_PROBLEM TO SOLVE_
Emit the line that holds "Type out the text in this image." and all lines following it through the end of the data, verbatim, and nothing else.

**********

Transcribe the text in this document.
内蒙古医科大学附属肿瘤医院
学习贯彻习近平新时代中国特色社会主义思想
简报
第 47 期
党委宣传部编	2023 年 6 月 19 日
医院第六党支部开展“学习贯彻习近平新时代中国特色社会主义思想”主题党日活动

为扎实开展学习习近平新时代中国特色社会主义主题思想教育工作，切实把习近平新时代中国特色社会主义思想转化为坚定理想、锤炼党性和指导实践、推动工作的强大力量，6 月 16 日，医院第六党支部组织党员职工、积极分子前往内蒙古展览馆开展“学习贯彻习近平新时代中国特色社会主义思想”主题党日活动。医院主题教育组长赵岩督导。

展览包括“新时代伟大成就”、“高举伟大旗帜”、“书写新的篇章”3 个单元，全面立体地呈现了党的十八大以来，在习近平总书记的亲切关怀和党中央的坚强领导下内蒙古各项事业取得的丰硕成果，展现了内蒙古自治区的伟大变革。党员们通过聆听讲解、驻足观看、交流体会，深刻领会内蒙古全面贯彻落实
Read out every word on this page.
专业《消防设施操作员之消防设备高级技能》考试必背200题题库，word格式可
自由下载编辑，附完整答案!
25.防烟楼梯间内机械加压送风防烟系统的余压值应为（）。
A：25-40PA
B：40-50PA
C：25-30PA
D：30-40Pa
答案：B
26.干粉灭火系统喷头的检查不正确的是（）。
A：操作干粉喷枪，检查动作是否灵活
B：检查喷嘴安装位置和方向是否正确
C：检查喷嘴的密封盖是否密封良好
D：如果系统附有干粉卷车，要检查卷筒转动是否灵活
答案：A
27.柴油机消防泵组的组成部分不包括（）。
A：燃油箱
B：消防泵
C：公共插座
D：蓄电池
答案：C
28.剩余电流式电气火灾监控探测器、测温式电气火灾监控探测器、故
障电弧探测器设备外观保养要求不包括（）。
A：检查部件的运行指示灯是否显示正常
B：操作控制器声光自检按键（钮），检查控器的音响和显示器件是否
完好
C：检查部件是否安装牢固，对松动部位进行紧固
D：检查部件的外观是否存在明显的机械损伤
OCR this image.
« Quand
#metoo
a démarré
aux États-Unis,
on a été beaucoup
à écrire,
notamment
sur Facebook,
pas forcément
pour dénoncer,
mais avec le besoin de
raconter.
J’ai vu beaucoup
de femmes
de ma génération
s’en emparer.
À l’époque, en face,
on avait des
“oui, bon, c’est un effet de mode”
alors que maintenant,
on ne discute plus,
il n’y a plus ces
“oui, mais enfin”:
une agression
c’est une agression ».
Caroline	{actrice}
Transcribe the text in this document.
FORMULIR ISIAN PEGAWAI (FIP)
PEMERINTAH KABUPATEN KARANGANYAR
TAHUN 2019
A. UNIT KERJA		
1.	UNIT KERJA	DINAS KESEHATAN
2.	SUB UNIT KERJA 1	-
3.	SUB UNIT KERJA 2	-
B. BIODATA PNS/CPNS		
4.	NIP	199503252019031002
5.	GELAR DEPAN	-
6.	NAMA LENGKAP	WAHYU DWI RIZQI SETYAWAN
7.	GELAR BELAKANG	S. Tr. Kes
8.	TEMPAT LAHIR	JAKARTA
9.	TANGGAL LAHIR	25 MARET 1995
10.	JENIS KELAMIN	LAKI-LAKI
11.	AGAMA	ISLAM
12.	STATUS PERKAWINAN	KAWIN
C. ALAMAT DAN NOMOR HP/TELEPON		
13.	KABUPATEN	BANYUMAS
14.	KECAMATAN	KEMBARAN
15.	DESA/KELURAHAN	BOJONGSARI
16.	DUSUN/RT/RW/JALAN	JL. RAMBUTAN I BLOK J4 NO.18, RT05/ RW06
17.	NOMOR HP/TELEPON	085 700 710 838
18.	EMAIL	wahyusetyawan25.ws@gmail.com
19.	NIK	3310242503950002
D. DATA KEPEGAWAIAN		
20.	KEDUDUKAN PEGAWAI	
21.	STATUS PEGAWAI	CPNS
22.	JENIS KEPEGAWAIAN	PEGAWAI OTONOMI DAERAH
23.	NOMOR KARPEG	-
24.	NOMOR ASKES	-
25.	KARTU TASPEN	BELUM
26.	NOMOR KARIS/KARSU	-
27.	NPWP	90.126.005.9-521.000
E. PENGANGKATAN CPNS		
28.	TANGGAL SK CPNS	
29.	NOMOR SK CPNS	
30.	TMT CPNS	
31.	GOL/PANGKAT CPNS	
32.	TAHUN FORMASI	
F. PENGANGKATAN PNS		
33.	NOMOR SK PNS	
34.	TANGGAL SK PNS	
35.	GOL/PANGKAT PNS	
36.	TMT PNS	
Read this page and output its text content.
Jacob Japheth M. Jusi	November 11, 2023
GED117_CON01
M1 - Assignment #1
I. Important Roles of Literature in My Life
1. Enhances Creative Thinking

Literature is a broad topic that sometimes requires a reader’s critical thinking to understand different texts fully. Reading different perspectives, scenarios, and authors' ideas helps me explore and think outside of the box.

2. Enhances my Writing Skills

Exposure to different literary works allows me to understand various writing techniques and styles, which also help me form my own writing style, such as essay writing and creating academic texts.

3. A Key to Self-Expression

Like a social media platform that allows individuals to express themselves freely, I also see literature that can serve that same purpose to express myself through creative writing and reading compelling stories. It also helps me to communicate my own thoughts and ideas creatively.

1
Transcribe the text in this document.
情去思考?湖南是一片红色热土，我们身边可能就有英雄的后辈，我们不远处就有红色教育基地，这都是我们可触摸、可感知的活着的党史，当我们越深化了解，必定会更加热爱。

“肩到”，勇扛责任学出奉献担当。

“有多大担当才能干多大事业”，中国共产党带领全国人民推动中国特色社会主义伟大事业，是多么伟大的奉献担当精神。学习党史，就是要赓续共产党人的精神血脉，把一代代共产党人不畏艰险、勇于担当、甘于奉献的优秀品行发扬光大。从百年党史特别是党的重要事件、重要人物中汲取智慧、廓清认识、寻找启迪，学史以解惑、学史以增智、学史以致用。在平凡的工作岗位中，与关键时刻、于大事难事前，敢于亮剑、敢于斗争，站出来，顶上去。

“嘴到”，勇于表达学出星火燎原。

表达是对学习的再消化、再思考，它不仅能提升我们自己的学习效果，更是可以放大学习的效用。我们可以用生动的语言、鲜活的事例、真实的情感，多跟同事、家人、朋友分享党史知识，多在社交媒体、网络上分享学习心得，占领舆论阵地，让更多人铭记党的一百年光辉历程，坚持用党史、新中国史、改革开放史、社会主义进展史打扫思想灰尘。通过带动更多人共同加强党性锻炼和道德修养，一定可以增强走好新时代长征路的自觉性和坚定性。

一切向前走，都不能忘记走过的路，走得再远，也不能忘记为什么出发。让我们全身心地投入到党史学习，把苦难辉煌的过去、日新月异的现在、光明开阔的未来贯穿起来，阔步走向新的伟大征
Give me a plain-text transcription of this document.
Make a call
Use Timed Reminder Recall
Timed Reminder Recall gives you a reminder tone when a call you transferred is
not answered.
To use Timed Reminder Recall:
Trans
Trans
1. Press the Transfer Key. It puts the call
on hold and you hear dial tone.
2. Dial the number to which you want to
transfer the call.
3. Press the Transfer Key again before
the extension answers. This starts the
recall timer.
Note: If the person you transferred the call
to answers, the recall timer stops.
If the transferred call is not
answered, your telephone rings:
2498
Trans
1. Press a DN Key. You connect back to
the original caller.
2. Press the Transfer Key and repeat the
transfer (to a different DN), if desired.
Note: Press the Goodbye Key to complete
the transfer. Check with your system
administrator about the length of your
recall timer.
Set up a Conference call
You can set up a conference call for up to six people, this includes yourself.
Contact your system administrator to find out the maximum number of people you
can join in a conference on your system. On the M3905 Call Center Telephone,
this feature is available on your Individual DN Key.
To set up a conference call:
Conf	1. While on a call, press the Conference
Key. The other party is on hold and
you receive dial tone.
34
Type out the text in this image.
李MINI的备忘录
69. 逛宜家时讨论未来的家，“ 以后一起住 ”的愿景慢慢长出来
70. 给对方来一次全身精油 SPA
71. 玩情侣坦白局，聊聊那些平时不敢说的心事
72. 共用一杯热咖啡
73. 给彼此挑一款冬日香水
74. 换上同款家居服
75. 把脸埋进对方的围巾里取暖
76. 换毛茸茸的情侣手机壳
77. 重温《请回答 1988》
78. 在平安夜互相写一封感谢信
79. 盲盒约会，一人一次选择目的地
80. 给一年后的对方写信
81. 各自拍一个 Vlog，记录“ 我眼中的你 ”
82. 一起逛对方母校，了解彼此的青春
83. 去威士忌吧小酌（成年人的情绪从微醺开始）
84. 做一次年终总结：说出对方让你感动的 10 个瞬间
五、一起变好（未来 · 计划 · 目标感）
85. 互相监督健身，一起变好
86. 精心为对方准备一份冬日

**********

_RESULT OF THIS TASK_
Type out the text in this image.
李MINI的备忘录
69. 逛宜家时讨论未来的家，“ 以后一起住 ”的愿景慢慢长出来
70. 给对方来一次全身精油 SPA
71. 玩情侣坦白局，聊聊那些平时不敢说的心事
72. 共用一杯热咖啡
73. 给彼此挑一款冬日香水
74. 换上同款家居服
75. 把脸埋进对方的围巾里取暖
76. 换毛茸茸的情侣手机壳
77. 重温《请回答 1988》
78. 在平安夜互相写一封感谢信
79. 盲盒约会，一人一次选择目的地
80. 给一年后的对方写信
81. 各自拍一个 Vlog，记录“ 我眼中的你 ”
82. 一起逛对方母校，了解彼此的青春
83. 去威士忌吧小酌（成年人的情绪从微醺开始）
84. 做一次年终总结：说出对方让你感动的 10 个瞬间
五、一起变好（未来 · 计划 · 目标感）
85. 互相监督健身，一起变好
86. 精心为对方准备一份冬日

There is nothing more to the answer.